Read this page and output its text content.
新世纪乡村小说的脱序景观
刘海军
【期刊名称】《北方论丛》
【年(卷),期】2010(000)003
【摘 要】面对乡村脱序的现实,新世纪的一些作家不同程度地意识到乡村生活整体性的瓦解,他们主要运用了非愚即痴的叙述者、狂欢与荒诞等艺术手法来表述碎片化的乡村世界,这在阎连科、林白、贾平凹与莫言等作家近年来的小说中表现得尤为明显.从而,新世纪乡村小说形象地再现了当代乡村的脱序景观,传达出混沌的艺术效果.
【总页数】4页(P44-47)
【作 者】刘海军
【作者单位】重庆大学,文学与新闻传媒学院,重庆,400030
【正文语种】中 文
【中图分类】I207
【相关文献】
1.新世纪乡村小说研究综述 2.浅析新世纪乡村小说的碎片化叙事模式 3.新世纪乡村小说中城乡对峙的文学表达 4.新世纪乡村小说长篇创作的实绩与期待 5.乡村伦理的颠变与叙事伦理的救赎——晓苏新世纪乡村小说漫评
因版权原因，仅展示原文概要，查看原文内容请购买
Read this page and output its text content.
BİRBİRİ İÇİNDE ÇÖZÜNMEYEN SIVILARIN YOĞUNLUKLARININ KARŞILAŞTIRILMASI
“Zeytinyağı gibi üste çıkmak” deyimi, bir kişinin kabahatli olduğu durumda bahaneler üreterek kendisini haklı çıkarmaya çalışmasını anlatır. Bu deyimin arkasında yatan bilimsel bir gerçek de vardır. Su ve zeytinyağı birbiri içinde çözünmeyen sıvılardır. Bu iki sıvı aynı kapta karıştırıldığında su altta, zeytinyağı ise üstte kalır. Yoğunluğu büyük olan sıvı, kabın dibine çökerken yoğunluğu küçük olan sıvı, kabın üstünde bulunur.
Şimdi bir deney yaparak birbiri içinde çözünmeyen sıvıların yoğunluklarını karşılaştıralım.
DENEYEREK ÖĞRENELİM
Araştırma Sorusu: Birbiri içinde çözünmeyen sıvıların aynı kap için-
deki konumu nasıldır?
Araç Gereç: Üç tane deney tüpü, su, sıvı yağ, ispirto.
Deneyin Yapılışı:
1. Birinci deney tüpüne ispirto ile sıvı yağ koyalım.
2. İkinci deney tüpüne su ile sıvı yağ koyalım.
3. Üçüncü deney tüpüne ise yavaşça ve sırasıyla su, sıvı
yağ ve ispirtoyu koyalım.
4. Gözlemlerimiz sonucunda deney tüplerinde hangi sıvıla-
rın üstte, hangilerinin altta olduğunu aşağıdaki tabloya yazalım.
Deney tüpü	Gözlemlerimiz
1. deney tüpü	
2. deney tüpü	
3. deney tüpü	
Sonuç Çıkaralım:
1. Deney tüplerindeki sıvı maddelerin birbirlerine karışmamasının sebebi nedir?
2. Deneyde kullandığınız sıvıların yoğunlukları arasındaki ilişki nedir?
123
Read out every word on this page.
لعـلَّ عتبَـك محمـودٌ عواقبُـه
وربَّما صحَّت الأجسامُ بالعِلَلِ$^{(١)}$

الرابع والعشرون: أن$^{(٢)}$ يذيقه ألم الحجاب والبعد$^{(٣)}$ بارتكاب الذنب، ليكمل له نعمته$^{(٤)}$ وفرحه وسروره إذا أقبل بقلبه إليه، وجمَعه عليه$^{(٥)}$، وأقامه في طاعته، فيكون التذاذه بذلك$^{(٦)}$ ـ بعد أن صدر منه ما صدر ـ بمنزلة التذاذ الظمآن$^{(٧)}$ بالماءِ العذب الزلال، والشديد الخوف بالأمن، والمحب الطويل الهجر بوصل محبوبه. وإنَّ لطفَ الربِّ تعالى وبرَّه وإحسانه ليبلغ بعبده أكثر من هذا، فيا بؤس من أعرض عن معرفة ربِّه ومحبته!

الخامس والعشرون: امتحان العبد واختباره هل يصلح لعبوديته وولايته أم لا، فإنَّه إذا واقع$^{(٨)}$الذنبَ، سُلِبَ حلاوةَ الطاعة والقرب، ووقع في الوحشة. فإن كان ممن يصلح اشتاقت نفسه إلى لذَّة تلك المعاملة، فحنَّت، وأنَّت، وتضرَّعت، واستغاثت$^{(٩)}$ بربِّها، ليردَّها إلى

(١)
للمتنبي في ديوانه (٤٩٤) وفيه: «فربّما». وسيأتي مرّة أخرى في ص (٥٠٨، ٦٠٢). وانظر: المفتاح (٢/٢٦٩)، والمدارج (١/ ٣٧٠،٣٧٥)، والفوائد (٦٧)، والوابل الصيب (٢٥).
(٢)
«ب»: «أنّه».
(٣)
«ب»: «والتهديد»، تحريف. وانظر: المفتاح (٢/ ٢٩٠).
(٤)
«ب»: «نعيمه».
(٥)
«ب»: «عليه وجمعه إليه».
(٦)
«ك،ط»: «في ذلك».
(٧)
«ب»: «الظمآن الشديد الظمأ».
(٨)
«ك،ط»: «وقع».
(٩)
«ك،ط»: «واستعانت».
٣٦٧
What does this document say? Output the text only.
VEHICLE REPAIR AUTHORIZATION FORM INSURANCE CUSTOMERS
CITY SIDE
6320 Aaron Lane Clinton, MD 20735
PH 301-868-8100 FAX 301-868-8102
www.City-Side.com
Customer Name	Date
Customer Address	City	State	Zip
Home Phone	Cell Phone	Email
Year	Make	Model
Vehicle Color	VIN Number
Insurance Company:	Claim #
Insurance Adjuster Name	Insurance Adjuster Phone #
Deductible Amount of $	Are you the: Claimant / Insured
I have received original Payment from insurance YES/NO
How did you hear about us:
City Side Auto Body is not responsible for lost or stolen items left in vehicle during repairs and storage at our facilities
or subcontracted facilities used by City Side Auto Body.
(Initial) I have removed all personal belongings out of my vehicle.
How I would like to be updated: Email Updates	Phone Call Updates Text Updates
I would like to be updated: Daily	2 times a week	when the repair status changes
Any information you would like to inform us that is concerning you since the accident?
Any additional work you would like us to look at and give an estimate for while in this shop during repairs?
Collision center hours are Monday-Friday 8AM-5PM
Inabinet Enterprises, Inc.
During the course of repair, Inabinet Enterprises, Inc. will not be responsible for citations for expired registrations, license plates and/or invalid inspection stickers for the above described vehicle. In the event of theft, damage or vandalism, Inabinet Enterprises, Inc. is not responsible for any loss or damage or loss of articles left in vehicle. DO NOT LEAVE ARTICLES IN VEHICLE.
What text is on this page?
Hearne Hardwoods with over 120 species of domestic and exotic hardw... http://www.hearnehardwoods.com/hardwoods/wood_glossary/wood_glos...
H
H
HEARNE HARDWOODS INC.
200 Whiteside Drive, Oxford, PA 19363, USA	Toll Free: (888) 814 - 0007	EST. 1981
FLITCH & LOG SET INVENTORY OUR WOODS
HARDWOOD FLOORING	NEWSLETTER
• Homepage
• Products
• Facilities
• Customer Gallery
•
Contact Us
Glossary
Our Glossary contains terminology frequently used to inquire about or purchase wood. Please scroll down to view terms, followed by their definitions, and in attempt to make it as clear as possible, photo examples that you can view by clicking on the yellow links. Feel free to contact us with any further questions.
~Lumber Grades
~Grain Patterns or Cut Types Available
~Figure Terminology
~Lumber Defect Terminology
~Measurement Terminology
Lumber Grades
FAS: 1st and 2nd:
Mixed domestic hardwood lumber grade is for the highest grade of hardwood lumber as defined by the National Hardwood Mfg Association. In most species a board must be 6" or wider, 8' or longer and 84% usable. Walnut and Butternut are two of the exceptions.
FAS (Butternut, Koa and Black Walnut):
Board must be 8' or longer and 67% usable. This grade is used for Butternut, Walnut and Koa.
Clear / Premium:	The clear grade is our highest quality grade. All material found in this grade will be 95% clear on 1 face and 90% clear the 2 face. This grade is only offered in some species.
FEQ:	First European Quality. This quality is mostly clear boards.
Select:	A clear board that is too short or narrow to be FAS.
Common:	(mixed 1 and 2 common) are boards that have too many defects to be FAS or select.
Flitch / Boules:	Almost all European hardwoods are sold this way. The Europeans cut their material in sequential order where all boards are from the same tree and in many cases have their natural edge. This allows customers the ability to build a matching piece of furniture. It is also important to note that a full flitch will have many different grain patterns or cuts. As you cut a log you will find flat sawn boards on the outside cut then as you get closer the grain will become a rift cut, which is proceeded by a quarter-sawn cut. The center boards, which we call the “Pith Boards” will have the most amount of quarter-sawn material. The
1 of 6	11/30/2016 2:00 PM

OBJECTIVE: Identify and copy all lines with the word "Enterprises".

EXERCISE OUTPUT:
Inabinet Enterprises, Inc.
During the course of repair, Inabinet Enterprises, Inc. will not be responsible for citations for expired registrations, license plates and/or invalid inspection stickers for the above described vehicle. In the event of theft, damage or vandalism, Inabinet Enterprises, Inc. is not responsible for any loss or damage or loss of articles left in vehicle. DO NOT LEAVE ARTICLES IN VEHICLE.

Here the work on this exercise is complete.